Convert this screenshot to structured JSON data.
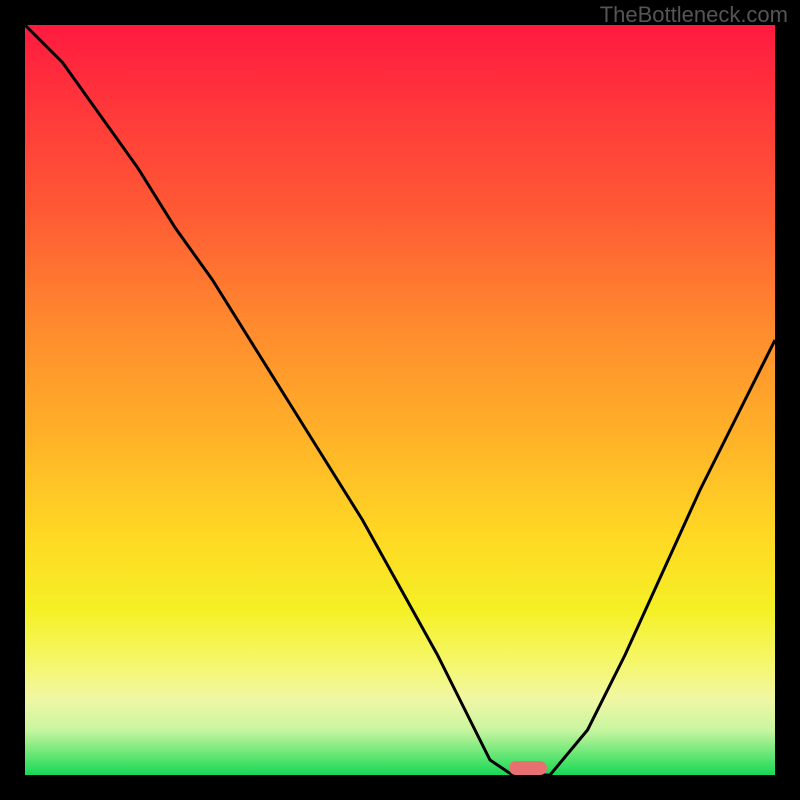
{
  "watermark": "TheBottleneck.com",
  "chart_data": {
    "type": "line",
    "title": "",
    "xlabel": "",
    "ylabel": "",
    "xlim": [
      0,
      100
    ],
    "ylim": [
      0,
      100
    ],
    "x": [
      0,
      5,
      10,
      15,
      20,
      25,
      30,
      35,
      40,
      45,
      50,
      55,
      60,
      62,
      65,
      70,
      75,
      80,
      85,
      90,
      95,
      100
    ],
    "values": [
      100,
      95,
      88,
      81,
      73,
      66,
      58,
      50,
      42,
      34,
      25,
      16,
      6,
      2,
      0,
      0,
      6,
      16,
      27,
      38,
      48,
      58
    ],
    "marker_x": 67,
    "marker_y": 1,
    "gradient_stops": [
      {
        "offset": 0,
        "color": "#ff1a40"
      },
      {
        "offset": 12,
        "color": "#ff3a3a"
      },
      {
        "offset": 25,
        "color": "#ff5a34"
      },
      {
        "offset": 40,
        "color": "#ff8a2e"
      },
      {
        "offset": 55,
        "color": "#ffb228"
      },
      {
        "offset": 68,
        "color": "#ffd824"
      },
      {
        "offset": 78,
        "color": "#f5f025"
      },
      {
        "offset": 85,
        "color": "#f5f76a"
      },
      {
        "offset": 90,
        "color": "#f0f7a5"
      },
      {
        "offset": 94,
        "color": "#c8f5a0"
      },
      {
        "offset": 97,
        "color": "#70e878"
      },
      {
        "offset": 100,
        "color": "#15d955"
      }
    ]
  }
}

- - - - - - -

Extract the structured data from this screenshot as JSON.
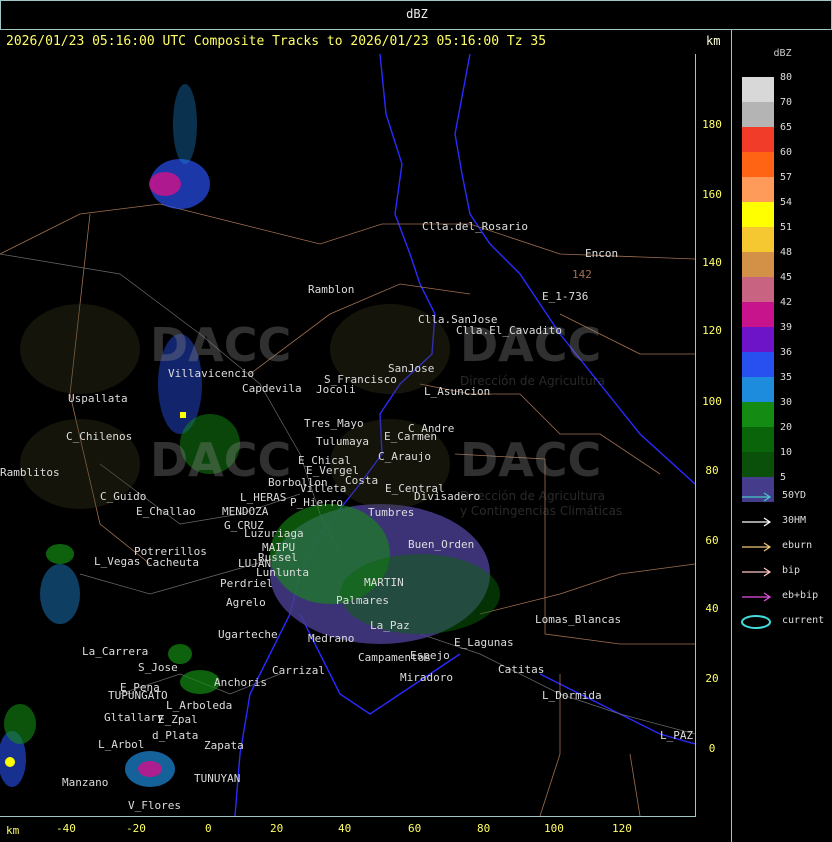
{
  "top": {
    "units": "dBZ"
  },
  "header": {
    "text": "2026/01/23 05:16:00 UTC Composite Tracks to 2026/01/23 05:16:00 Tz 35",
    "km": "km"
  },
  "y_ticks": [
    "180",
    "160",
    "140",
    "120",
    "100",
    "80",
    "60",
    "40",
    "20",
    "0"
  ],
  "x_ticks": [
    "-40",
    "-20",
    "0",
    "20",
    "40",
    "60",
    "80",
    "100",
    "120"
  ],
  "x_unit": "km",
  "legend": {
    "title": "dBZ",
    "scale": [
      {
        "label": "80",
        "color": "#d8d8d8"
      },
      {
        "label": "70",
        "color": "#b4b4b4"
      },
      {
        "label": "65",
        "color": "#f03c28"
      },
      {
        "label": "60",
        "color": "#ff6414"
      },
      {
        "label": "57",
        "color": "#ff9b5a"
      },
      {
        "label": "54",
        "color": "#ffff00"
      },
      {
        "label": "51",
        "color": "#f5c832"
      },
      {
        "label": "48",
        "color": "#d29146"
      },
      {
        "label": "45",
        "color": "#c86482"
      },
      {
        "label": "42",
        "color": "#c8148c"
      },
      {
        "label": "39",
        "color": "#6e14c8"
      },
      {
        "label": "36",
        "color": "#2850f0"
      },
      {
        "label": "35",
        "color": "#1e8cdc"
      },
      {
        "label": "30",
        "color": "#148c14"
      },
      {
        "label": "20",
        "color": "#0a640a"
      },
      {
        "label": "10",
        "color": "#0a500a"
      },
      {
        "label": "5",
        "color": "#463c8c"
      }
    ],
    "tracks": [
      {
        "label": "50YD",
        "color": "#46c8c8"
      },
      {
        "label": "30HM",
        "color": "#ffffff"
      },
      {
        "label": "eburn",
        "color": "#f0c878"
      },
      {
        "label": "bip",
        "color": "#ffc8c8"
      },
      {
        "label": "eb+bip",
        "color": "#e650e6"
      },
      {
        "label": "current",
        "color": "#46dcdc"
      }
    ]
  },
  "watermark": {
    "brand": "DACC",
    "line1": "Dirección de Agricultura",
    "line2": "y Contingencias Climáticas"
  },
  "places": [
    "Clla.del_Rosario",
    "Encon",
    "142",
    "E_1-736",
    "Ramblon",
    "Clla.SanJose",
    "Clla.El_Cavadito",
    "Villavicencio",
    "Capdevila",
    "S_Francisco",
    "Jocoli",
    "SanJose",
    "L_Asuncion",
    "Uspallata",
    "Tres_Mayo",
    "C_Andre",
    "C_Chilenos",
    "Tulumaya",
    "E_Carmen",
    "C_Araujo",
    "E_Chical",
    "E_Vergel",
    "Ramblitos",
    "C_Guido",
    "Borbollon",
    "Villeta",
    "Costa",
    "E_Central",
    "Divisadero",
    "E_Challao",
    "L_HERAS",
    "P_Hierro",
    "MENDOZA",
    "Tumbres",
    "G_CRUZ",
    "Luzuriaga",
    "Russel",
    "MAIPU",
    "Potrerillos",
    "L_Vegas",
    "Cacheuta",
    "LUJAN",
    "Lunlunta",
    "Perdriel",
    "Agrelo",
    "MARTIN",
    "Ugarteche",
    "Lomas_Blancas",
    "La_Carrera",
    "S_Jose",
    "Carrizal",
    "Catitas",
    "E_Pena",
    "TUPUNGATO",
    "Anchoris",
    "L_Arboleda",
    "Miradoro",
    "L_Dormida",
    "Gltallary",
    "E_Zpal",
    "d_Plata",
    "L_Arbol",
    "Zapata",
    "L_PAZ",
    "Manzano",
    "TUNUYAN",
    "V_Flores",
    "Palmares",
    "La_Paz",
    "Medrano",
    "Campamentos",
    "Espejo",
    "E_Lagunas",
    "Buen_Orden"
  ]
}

- - - - - - -

→ **TASK PROMPT**
Reproduce each line from the records that contains the word "screenshot".

→ **OUTPUT FOR THIS TASK**
Convert this screenshot to structured JSON data.
Extract the structured data from this screenshot as JSON.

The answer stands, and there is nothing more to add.